> [YOUR GOAL] Write out every single entry exactly.
begin
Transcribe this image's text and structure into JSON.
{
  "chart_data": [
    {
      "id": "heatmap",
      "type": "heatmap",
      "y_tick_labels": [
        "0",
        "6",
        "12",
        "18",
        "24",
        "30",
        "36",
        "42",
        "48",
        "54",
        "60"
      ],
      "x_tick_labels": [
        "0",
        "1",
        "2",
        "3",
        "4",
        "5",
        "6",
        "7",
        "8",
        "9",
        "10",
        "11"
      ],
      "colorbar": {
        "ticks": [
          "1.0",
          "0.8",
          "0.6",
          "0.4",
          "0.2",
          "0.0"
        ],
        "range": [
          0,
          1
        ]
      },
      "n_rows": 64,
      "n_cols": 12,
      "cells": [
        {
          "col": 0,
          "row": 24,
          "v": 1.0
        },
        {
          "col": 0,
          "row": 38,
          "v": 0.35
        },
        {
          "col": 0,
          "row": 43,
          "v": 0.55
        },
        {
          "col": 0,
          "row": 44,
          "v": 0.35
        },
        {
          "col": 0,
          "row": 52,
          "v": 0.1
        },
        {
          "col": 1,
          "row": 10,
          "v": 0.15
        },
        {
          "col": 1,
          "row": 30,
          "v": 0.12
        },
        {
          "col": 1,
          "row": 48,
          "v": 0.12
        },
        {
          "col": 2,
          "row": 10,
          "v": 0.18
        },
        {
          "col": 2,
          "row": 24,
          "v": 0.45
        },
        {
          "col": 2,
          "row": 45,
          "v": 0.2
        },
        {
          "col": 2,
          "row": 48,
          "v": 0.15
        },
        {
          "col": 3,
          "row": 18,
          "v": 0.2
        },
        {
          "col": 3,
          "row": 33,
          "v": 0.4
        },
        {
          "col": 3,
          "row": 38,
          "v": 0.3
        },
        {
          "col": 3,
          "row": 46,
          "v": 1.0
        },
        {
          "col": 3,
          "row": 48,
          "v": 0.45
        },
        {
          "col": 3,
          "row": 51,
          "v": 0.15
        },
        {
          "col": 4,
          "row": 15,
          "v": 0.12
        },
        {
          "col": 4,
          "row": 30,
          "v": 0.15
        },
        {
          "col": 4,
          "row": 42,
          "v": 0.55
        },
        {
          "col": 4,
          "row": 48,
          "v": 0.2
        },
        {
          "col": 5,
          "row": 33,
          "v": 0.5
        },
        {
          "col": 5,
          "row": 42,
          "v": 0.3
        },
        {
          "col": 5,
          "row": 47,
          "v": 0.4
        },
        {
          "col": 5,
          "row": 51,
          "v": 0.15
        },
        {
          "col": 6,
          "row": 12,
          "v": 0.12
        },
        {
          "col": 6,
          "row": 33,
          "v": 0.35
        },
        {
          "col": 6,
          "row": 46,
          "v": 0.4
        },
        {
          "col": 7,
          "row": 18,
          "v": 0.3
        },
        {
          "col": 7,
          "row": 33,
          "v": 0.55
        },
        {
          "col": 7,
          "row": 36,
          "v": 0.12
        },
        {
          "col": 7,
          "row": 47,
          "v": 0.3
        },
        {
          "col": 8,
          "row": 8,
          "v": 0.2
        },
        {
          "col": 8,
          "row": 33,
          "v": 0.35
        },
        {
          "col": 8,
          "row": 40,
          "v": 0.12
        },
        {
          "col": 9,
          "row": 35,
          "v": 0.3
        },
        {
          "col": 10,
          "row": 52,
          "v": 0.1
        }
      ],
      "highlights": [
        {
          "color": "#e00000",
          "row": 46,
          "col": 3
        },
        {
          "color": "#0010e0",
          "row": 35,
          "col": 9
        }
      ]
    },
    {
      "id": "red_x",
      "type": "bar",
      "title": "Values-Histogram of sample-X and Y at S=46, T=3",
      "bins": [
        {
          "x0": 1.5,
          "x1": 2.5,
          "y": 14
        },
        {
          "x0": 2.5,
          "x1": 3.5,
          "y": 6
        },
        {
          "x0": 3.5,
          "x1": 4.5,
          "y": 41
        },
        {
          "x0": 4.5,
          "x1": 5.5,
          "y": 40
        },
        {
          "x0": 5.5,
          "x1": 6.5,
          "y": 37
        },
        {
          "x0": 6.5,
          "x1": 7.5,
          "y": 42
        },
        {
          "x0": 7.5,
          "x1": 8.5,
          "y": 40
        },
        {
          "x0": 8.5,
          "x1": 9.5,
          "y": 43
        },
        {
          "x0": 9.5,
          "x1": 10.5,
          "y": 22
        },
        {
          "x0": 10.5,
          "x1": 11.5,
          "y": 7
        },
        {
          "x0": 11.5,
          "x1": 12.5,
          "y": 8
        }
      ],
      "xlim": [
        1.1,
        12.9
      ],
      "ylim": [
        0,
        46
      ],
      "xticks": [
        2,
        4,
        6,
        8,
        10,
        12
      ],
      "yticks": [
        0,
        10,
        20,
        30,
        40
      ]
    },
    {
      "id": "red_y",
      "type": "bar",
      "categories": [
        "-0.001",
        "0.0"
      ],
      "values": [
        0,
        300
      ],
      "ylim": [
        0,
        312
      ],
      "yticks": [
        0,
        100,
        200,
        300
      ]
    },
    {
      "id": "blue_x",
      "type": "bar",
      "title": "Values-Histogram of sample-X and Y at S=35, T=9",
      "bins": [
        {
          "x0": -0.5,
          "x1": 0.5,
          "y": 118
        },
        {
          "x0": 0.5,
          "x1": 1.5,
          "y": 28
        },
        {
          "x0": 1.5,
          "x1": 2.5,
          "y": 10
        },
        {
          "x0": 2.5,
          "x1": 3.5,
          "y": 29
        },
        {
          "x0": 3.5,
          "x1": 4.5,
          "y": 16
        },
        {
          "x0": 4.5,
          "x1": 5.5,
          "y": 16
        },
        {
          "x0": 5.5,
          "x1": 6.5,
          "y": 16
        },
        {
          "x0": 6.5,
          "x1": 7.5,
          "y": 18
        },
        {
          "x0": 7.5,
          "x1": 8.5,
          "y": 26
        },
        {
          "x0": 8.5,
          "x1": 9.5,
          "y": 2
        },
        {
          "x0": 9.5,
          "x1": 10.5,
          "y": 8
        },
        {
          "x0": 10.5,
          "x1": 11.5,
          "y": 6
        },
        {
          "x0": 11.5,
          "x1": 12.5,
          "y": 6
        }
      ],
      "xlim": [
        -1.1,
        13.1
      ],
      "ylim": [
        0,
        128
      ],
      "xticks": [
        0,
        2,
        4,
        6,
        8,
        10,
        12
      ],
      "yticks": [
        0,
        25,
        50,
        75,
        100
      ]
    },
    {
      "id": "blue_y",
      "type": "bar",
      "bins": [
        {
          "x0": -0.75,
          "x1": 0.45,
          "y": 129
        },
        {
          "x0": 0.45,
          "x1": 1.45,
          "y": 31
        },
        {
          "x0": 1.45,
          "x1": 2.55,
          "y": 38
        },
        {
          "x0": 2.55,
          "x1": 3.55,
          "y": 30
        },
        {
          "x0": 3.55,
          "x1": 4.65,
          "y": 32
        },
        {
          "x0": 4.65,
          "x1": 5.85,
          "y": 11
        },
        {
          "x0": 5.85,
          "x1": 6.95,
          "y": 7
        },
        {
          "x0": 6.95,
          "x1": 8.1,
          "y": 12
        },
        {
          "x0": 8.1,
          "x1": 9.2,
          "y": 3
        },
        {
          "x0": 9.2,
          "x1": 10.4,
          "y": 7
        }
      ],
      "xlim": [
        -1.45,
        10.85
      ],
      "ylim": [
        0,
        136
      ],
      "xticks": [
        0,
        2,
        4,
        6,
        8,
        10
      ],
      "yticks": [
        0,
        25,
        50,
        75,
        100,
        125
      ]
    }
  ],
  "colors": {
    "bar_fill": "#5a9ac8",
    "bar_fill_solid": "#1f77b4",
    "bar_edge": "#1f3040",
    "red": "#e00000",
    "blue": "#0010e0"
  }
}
end
> [RESULT FOR THIS EXERCISE]
Transcribe this image's text and structure into JSON.
{
  "chart_data": [
    {
      "id": "heatmap",
      "type": "heatmap",
      "y_tick_labels": [
        "0",
        "6",
        "12",
        "18",
        "24",
        "30",
        "36",
        "42",
        "48",
        "54",
        "60"
      ],
      "x_tick_labels": [
        "0",
        "1",
        "2",
        "3",
        "4",
        "5",
        "6",
        "7",
        "8",
        "9",
        "10",
        "11"
      ],
      "colorbar": {
        "ticks": [
          "1.0",
          "0.8",
          "0.6",
          "0.4",
          "0.2",
          "0.0"
        ],
        "range": [
          0,
          1
        ]
      },
      "n_rows": 64,
      "n_cols": 12,
      "cells": [
        {
          "col": 0,
          "row": 24,
          "v": 1.0
        },
        {
          "col": 0,
          "row": 38,
          "v": 0.35
        },
        {
          "col": 0,
          "row": 43,
          "v": 0.55
        },
        {
          "col": 0,
          "row": 44,
          "v": 0.35
        },
        {
          "col": 0,
          "row": 52,
          "v": 0.1
        },
        {
          "col": 1,
          "row": 10,
          "v": 0.15
        },
        {
          "col": 1,
          "row": 30,
          "v": 0.12
        },
        {
          "col": 1,
          "row": 48,
          "v": 0.12
        },
        {
          "col": 2,
          "row": 10,
          "v": 0.18
        },
        {
          "col": 2,
          "row": 24,
          "v": 0.45
        },
        {
          "col": 2,
          "row": 45,
          "v": 0.2
        },
        {
          "col": 2,
          "row": 48,
          "v": 0.15
        },
        {
          "col": 3,
          "row": 18,
          "v": 0.2
        },
        {
          "col": 3,
          "row": 33,
          "v": 0.4
        },
        {
          "col": 3,
          "row": 38,
          "v": 0.3
        },
        {
          "col": 3,
          "row": 46,
          "v": 1.0
        },
        {
          "col": 3,
          "row": 48,
          "v": 0.45
        },
        {
          "col": 3,
          "row": 51,
          "v": 0.15
        },
        {
          "col": 4,
          "row": 15,
          "v": 0.12
        },
        {
          "col": 4,
          "row": 30,
          "v": 0.15
        },
        {
          "col": 4,
          "row": 42,
          "v": 0.55
        },
        {
          "col": 4,
          "row": 48,
          "v": 0.2
        },
        {
          "col": 5,
          "row": 33,
          "v": 0.5
        },
        {
          "col": 5,
          "row": 42,
          "v": 0.3
        },
        {
          "col": 5,
          "row": 47,
          "v": 0.4
        },
        {
          "col": 5,
          "row": 51,
          "v": 0.15
        },
        {
          "col": 6,
          "row": 12,
          "v": 0.12
        },
        {
          "col": 6,
          "row": 33,
          "v": 0.35
        },
        {
          "col": 6,
          "row": 46,
          "v": 0.4
        },
        {
          "col": 7,
          "row": 18,
          "v": 0.3
        },
        {
          "col": 7,
          "row": 33,
          "v": 0.55
        },
        {
          "col": 7,
          "row": 36,
          "v": 0.12
        },
        {
          "col": 7,
          "row": 47,
          "v": 0.3
        },
        {
          "col": 8,
          "row": 8,
          "v": 0.2
        },
        {
          "col": 8,
          "row": 33,
          "v": 0.35
        },
        {
          "col": 8,
          "row": 40,
          "v": 0.12
        },
        {
          "col": 9,
          "row": 35,
          "v": 0.3
        },
        {
          "col": 10,
          "row": 52,
          "v": 0.1
        }
      ],
      "highlights": [
        {
          "color": "#e00000",
          "row": 46,
          "col": 3
        },
        {
          "color": "#0010e0",
          "row": 35,
          "col": 9
        }
      ]
    },
    {
      "id": "red_x",
      "type": "bar",
      "title": "Values-Histogram of sample-X and Y at S=46, T=3",
      "bins": [
        {
          "x0": 1.5,
          "x1": 2.5,
          "y": 14
        },
        {
          "x0": 2.5,
          "x1": 3.5,
          "y": 6
        },
        {
          "x0": 3.5,
          "x1": 4.5,
          "y": 41
        },
        {
          "x0": 4.5,
          "x1": 5.5,
          "y": 40
        },
        {
          "x0": 5.5,
          "x1": 6.5,
          "y": 37
        },
        {
          "x0": 6.5,
          "x1": 7.5,
          "y": 42
        },
        {
          "x0": 7.5,
          "x1": 8.5,
          "y": 40
        },
        {
          "x0": 8.5,
          "x1": 9.5,
          "y": 43
        },
        {
          "x0": 9.5,
          "x1": 10.5,
          "y": 22
        },
        {
          "x0": 10.5,
          "x1": 11.5,
          "y": 7
        },
        {
          "x0": 11.5,
          "x1": 12.5,
          "y": 8
        }
      ],
      "xlim": [
        1.1,
        12.9
      ],
      "ylim": [
        0,
        46
      ],
      "xticks": [
        2,
        4,
        6,
        8,
        10,
        12
      ],
      "yticks": [
        0,
        10,
        20,
        30,
        40
      ]
    },
    {
      "id": "red_y",
      "type": "bar",
      "categories": [
        "-0.001",
        "0.0"
      ],
      "values": [
        0,
        300
      ],
      "ylim": [
        0,
        312
      ],
      "yticks": [
        0,
        100,
        200,
        300
      ]
    },
    {
      "id": "blue_x",
      "type": "bar",
      "title": "Values-Histogram of sample-X and Y at S=35, T=9",
      "bins": [
        {
          "x0": -0.5,
          "x1": 0.5,
          "y": 118
        },
        {
          "x0": 0.5,
          "x1": 1.5,
          "y": 28
        },
        {
          "x0": 1.5,
          "x1": 2.5,
          "y": 10
        },
        {
          "x0": 2.5,
          "x1": 3.5,
          "y": 29
        },
        {
          "x0": 3.5,
          "x1": 4.5,
          "y": 16
        },
        {
          "x0": 4.5,
          "x1": 5.5,
          "y": 16
        },
        {
          "x0": 5.5,
          "x1": 6.5,
          "y": 16
        },
        {
          "x0": 6.5,
          "x1": 7.5,
          "y": 18
        },
        {
          "x0": 7.5,
          "x1": 8.5,
          "y": 26
        },
        {
          "x0": 8.5,
          "x1": 9.5,
          "y": 2
        },
        {
          "x0": 9.5,
          "x1": 10.5,
          "y": 8
        },
        {
          "x0": 10.5,
          "x1": 11.5,
          "y": 6
        },
        {
          "x0": 11.5,
          "x1": 12.5,
          "y": 6
        }
      ],
      "xlim": [
        -1.1,
        13.1
      ],
      "ylim": [
        0,
        128
      ],
      "xticks": [
        0,
        2,
        4,
        6,
        8,
        10,
        12
      ],
      "yticks": [
        0,
        25,
        50,
        75,
        100
      ]
    },
    {
      "id": "blue_y",
      "type": "bar",
      "bins": [
        {
          "x0": -0.75,
          "x1": 0.45,
          "y": 129
        },
        {
          "x0": 0.45,
          "x1": 1.45,
          "y": 31
        },
        {
          "x0": 1.45,
          "x1": 2.55,
          "y": 38
        },
        {
          "x0": 2.55,
          "x1": 3.55,
          "y": 30
        },
        {
          "x0": 3.55,
          "x1": 4.65,
          "y": 32
        },
        {
          "x0": 4.65,
          "x1": 5.85,
          "y": 11
        },
        {
          "x0": 5.85,
          "x1": 6.95,
          "y": 7
        },
        {
          "x0": 6.95,
          "x1": 8.1,
          "y": 12
        },
        {
          "x0": 8.1,
          "x1": 9.2,
          "y": 3
        },
        {
          "x0": 9.2,
          "x1": 10.4,
          "y": 7
        }
      ],
      "xlim": [
        -1.45,
        10.85
      ],
      "ylim": [
        0,
        136
      ],
      "xticks": [
        0,
        2,
        4,
        6,
        8,
        10
      ],
      "yticks": [
        0,
        25,
        50,
        75,
        100,
        125
      ]
    }
  ],
  "colors": {
    "bar_fill": "#5a9ac8",
    "bar_fill_solid": "#1f77b4",
    "bar_edge": "#1f3040",
    "red": "#e00000",
    "blue": "#0010e0"
  }
}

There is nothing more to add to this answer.